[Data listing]

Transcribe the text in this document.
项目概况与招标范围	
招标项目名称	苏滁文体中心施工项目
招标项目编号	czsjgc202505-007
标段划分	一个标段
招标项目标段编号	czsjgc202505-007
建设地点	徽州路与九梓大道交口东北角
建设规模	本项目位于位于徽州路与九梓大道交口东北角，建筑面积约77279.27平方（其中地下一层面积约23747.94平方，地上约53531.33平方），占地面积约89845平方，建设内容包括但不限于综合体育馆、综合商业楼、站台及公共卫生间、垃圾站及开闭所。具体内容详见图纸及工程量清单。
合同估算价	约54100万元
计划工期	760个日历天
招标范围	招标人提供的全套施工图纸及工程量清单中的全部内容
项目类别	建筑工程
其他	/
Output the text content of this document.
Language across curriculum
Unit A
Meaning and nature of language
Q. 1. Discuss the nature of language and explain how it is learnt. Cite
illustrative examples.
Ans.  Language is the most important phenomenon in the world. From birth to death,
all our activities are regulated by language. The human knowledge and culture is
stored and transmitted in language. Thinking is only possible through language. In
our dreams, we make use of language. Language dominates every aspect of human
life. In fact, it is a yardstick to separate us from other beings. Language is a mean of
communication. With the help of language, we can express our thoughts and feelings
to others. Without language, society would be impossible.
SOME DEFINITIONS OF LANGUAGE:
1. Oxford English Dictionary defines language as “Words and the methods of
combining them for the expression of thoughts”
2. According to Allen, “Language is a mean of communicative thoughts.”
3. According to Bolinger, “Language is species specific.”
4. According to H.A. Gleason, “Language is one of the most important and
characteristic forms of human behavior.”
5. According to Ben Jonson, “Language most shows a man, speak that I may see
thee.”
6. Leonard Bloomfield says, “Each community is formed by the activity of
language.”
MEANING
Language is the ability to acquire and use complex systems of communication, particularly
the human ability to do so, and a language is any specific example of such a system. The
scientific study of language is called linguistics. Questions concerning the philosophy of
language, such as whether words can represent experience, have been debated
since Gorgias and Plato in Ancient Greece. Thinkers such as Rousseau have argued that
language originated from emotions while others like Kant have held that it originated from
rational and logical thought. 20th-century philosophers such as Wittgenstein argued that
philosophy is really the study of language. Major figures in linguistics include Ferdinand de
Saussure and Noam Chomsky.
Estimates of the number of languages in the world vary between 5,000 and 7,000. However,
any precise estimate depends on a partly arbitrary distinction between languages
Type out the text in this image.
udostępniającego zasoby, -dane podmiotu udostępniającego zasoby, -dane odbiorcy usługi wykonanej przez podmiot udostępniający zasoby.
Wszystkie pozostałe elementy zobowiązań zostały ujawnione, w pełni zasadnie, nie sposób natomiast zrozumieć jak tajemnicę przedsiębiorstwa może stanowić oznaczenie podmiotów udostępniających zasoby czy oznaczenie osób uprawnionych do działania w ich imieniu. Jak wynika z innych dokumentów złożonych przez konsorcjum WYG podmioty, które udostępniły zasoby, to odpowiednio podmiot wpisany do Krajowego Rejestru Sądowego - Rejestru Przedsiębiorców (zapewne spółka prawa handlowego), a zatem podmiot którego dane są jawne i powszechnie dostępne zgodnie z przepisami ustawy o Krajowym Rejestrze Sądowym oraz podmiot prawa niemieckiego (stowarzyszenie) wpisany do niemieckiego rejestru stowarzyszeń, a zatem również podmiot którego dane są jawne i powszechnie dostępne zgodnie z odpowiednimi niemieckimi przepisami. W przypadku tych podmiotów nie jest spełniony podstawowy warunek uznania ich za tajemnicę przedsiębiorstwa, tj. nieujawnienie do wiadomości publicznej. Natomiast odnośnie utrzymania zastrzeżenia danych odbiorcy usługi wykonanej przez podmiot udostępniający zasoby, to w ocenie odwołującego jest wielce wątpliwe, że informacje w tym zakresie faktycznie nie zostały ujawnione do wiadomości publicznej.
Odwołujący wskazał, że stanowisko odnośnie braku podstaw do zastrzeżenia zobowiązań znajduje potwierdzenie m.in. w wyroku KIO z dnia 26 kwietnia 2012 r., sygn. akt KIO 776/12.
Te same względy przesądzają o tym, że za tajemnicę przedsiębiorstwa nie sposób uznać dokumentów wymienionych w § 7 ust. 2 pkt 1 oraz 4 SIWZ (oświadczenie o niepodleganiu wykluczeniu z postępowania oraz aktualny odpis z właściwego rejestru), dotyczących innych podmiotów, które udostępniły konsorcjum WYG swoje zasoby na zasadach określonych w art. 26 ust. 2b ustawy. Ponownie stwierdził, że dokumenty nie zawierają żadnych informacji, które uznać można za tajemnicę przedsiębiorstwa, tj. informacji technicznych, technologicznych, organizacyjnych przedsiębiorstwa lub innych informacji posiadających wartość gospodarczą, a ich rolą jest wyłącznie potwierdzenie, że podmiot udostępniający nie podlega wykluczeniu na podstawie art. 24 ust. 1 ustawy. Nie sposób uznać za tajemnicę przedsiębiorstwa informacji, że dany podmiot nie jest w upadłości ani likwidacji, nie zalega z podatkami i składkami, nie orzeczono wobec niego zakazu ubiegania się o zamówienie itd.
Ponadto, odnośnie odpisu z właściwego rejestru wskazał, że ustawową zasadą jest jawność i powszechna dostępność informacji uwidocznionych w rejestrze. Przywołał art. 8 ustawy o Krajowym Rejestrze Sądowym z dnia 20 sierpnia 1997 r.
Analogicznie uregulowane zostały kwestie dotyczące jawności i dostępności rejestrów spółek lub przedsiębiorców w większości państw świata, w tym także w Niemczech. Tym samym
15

WHAT THE TASK REQUIRES
Copy every line of the listing that includes the string "such".

TASK RESPONSE
the human ability to do so, and a language is any specific example of such a system. The
language, such as whether words can represent experience, have been debated
since Gorgias and Plato in Ancient Greece. Thinkers such as Rousseau have argued that
rational and logical thought. 20th-century philosophers such as Wittgenstein argued that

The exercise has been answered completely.